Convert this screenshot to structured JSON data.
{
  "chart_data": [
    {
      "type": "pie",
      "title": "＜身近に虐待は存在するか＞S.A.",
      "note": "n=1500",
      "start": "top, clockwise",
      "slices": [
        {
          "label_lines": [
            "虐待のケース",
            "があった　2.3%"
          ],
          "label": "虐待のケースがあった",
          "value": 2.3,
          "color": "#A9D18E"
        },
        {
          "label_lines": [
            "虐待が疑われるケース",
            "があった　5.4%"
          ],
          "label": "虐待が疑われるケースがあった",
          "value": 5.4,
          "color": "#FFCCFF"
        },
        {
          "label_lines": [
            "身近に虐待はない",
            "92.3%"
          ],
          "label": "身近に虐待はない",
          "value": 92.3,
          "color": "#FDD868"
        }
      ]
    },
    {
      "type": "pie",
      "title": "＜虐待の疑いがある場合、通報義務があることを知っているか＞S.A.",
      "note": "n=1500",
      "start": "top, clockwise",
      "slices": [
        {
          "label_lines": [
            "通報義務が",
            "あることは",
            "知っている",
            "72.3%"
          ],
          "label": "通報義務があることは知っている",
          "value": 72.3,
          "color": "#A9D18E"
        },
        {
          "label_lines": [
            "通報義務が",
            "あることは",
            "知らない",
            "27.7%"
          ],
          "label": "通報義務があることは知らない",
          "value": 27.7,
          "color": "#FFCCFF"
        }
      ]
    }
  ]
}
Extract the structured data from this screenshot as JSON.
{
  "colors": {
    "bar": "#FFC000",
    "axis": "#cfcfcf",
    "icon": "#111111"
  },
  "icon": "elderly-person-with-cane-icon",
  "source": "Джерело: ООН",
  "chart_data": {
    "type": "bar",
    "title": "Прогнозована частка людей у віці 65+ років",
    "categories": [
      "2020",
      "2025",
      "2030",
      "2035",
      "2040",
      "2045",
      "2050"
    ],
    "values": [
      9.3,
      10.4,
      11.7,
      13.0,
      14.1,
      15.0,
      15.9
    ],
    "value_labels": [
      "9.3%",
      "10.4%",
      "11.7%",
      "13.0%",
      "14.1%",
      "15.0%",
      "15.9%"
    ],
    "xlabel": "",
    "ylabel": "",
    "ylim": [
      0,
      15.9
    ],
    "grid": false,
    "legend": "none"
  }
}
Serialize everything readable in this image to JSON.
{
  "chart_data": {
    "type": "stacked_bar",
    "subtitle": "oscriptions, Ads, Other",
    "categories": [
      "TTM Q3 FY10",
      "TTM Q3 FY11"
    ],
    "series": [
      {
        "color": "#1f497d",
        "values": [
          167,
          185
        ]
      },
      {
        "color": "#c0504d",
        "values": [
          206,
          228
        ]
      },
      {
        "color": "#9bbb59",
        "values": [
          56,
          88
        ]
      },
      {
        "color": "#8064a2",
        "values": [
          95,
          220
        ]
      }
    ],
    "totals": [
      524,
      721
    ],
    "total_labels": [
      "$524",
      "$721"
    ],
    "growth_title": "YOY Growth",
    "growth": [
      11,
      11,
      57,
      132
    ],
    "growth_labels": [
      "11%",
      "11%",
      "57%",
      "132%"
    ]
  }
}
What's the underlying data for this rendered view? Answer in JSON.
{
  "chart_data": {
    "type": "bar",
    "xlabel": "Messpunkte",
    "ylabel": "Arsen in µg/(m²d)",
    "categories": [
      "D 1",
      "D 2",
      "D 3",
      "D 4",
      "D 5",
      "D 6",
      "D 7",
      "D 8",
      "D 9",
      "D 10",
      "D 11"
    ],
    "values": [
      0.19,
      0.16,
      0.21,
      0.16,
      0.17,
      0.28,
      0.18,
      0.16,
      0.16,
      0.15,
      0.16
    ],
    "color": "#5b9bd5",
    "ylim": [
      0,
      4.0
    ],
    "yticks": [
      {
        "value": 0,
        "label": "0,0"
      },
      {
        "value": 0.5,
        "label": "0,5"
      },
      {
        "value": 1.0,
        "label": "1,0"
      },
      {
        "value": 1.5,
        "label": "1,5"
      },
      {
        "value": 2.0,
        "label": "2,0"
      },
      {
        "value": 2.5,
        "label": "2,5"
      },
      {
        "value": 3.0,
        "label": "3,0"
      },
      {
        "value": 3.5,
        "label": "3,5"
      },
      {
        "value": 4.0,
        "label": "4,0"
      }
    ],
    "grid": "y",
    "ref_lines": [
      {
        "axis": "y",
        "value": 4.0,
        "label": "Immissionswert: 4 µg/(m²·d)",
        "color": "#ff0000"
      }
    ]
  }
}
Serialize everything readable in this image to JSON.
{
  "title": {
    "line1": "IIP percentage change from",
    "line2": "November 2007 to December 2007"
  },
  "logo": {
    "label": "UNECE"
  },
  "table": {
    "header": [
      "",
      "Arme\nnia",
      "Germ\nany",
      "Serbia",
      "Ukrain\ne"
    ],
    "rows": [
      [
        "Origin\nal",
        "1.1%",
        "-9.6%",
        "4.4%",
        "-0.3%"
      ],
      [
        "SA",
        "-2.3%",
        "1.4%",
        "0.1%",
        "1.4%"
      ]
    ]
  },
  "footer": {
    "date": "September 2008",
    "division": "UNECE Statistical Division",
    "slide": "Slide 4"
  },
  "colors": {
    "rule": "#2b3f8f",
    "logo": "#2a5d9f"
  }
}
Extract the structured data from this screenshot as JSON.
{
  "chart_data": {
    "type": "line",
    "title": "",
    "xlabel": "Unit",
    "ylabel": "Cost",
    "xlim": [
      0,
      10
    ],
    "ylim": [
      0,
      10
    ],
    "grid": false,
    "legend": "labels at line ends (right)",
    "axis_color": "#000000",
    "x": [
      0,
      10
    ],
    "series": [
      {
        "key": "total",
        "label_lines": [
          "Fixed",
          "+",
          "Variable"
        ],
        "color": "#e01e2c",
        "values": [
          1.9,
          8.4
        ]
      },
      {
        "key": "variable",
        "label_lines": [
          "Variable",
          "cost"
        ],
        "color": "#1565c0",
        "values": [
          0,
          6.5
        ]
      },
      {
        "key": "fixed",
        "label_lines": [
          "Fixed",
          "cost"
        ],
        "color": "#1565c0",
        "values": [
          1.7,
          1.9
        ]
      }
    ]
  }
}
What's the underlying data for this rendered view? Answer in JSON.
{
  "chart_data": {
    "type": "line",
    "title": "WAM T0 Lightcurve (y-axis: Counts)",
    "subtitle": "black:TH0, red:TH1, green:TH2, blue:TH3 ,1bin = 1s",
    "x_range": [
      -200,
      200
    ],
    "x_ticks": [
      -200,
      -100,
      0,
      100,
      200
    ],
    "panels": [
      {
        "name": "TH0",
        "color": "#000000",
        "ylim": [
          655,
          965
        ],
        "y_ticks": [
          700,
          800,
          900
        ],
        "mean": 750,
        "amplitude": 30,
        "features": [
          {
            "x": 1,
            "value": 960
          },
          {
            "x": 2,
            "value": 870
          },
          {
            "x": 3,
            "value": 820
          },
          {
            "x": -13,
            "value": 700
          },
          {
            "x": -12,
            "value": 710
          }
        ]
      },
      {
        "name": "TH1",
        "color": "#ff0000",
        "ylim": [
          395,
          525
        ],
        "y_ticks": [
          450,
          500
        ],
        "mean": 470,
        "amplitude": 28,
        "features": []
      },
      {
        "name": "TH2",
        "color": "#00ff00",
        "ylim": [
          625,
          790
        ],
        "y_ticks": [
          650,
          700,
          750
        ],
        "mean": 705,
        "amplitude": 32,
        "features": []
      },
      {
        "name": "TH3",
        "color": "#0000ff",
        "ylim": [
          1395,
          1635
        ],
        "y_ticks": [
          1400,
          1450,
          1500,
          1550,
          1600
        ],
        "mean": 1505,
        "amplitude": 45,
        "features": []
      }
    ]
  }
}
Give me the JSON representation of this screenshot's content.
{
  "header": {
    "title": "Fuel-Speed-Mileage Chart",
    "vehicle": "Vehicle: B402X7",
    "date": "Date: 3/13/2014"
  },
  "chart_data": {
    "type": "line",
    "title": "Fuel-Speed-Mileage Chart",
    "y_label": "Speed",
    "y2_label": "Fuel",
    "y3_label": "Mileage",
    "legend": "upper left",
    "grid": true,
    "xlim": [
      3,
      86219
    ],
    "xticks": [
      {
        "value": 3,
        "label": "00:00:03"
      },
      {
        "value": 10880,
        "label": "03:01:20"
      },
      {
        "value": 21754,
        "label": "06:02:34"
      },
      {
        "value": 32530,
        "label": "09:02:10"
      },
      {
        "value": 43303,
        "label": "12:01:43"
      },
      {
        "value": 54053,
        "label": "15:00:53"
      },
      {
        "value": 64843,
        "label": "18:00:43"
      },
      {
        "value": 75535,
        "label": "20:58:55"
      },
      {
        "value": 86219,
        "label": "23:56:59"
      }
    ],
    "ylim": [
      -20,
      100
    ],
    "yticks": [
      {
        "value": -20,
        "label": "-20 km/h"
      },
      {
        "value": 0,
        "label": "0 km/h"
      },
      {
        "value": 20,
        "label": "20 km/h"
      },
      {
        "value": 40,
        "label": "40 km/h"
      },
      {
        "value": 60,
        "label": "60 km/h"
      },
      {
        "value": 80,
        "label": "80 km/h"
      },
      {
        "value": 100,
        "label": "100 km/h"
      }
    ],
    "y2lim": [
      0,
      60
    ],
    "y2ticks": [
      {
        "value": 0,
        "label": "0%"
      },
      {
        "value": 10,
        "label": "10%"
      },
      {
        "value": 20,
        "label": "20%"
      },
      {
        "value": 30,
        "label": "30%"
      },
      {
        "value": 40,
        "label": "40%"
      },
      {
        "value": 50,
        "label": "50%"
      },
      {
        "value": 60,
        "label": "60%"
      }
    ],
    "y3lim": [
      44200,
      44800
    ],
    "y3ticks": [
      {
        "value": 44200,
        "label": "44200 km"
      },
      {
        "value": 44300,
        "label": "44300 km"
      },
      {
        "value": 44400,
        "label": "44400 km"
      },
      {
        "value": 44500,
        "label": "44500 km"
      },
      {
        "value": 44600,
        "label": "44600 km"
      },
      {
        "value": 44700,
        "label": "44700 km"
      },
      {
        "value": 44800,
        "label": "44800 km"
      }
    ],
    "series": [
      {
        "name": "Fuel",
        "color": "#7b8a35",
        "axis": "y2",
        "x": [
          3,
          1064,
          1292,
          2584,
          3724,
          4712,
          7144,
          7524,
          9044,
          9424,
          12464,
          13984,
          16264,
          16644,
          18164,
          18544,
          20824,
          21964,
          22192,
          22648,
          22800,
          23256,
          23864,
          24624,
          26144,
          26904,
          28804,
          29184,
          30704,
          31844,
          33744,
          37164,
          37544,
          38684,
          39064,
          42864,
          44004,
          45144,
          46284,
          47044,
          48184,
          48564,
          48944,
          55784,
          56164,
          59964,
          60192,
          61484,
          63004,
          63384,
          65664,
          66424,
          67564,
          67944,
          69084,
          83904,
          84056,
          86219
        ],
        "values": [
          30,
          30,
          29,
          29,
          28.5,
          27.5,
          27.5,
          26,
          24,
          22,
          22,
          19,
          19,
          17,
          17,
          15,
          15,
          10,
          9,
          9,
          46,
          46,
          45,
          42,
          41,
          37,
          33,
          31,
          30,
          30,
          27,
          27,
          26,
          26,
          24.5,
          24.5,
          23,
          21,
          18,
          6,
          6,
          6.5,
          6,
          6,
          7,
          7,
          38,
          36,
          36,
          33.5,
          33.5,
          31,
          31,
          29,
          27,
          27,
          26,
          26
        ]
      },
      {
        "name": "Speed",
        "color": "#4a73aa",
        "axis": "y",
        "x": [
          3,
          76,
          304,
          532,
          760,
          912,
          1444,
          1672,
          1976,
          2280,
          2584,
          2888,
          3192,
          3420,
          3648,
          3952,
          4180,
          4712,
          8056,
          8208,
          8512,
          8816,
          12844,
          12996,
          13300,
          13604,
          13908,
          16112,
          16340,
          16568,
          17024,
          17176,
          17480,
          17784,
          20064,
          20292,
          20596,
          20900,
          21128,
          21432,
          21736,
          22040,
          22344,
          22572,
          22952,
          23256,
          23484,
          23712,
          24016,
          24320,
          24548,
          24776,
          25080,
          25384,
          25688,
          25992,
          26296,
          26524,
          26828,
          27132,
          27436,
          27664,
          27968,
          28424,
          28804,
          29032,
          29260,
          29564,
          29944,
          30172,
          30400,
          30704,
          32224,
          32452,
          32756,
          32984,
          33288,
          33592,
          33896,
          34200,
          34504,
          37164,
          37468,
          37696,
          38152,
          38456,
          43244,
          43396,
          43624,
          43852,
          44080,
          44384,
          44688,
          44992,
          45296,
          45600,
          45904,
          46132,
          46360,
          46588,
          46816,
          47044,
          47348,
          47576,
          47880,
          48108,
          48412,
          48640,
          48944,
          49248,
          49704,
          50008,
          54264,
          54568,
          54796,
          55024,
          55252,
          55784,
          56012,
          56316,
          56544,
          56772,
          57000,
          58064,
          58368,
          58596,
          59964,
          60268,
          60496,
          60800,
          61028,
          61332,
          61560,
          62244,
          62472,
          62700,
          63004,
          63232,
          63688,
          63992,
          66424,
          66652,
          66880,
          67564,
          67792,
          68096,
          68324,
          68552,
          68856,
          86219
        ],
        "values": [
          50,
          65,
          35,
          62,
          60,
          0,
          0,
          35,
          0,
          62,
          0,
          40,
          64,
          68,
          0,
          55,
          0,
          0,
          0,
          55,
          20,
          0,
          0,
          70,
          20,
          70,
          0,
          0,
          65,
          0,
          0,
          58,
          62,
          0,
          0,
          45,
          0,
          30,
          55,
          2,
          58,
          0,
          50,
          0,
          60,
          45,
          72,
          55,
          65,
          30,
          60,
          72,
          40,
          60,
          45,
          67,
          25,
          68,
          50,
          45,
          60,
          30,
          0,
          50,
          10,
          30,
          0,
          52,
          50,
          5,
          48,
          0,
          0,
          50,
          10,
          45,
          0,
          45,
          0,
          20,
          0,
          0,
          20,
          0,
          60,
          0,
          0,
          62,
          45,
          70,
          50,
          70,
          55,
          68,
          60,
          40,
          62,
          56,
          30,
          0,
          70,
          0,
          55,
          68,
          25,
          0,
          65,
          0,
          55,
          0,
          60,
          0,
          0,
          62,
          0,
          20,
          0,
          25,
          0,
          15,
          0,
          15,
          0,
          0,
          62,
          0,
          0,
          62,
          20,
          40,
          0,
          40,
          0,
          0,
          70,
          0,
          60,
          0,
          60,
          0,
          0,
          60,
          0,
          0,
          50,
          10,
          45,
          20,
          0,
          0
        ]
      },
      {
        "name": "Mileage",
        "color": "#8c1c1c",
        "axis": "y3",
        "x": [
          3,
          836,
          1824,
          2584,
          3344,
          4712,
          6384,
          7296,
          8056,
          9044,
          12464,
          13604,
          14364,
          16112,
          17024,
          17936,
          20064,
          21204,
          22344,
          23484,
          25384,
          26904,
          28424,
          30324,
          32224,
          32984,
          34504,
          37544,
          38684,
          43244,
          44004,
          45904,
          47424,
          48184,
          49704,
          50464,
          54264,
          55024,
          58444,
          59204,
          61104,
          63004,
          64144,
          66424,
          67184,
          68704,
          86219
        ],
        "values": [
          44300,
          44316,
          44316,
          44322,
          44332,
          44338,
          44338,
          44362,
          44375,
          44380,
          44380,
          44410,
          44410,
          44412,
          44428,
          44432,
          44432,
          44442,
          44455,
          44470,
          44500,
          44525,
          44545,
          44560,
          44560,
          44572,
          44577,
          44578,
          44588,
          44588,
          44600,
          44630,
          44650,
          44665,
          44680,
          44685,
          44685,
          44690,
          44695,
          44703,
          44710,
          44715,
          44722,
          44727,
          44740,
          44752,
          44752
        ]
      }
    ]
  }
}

★ ★ ★

-- Written exercise --
From the entries above, collect every line with the string "legend" in it.

-- Answer to the problem --
    "legend": "none"
    "legend": "labels at line ends (right)",
    "legend": "upper left",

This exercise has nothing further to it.